◆ **TASK**
Only lines holding the string "покрытия" are wanted; copy each one from the material.

******

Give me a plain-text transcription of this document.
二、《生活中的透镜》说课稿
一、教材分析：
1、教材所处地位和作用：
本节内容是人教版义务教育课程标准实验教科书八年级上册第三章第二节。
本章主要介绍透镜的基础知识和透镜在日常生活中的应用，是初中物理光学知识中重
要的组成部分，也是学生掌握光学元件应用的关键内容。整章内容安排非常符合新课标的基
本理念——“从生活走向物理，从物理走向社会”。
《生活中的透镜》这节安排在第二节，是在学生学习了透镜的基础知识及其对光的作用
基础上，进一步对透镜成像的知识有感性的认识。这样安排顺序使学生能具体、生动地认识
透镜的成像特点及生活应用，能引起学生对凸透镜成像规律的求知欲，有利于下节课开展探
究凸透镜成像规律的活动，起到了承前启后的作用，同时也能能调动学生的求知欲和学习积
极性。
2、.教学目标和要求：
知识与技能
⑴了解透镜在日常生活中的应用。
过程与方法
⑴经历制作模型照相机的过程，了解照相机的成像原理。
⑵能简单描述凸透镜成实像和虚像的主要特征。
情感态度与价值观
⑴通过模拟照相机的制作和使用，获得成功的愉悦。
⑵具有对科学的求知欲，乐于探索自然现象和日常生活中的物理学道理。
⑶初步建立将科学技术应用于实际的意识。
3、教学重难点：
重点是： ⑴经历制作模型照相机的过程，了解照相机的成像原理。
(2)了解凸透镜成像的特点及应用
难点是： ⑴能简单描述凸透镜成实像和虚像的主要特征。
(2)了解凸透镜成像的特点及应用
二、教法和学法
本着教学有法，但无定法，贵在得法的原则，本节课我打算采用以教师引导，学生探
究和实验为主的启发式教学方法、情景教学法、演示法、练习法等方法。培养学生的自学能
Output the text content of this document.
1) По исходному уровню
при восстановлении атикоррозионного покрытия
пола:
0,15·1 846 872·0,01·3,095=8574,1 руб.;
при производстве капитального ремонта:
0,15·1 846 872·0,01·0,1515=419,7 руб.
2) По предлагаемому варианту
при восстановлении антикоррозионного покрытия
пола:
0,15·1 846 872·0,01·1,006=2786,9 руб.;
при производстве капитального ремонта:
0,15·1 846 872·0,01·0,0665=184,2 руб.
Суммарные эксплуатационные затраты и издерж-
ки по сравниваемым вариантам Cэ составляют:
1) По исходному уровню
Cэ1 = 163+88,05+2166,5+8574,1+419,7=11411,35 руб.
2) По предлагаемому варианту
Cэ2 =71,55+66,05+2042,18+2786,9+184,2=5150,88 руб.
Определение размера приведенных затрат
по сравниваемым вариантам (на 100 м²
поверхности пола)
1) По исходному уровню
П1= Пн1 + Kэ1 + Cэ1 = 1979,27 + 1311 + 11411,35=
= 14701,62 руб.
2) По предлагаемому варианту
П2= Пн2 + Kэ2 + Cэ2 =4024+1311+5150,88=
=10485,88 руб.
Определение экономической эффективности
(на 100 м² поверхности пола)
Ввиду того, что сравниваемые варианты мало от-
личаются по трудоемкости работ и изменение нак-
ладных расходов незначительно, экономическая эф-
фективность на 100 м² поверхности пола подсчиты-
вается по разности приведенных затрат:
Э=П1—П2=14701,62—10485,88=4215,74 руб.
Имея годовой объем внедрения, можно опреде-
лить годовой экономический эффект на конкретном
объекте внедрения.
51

******

◆ **ANSWER BELOW**
при восстановлении атикоррозионного покрытия
при восстановлении антикоррозионного покрытия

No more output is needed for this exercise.